*SHORT EXERCISE*. Return each line of the data below verbatim; pictures are to be left out.

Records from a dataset
•••
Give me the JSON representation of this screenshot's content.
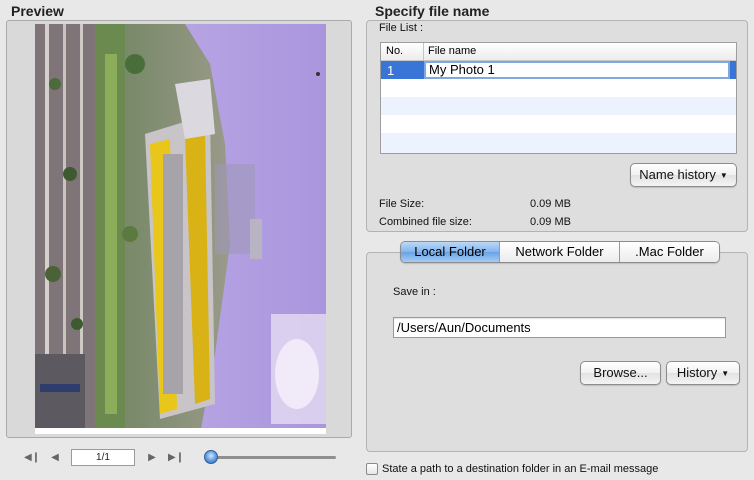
{
  "preview": {
    "title": "Preview",
    "page_indicator": "1/1",
    "zoom_level": 0
  },
  "file_name": {
    "title": "Specify file name",
    "file_list_label": "File List :",
    "columns": [
      "No.",
      "File name"
    ],
    "rows": [
      {
        "no": "1",
        "name": "My Photo 1"
      }
    ],
    "name_history_button": "Name history",
    "file_size_label": "File Size:",
    "file_size_value": "0.09 MB",
    "combined_label": "Combined file size:",
    "combined_value": "0.09 MB"
  },
  "save": {
    "tabs": [
      "Local Folder",
      "Network Folder",
      ".Mac Folder"
    ],
    "active_tab": "Local Folder",
    "save_in_label": "Save in :",
    "path": "/Users/Aun/Documents",
    "browse_button": "Browse...",
    "history_button": "History"
  },
  "email_option": {
    "label": "State a path to a destination folder in an E-mail message",
    "checked": false
  },
  "colors": {
    "selection": "#3875d7",
    "active_tab": "#82b4ec",
    "panel": "#dedede",
    "background": "#e8e8e8"
  }
}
•••
*SOLUTION FOR THIS EXERCISE*.
Give me the JSON representation of this screenshot's content.
{
  "preview": {
    "title": "Preview",
    "page_indicator": "1/1",
    "zoom_level": 0
  },
  "file_name": {
    "title": "Specify file name",
    "file_list_label": "File List :",
    "columns": [
      "No.",
      "File name"
    ],
    "rows": [
      {
        "no": "1",
        "name": "My Photo 1"
      }
    ],
    "name_history_button": "Name history",
    "file_size_label": "File Size:",
    "file_size_value": "0.09 MB",
    "combined_label": "Combined file size:",
    "combined_value": "0.09 MB"
  },
  "save": {
    "tabs": [
      "Local Folder",
      "Network Folder",
      ".Mac Folder"
    ],
    "active_tab": "Local Folder",
    "save_in_label": "Save in :",
    "path": "/Users/Aun/Documents",
    "browse_button": "Browse...",
    "history_button": "History"
  },
  "email_option": {
    "label": "State a path to a destination folder in an E-mail message",
    "checked": false
  },
  "colors": {
    "selection": "#3875d7",
    "active_tab": "#82b4ec",
    "panel": "#dedede",
    "background": "#e8e8e8"
  }
}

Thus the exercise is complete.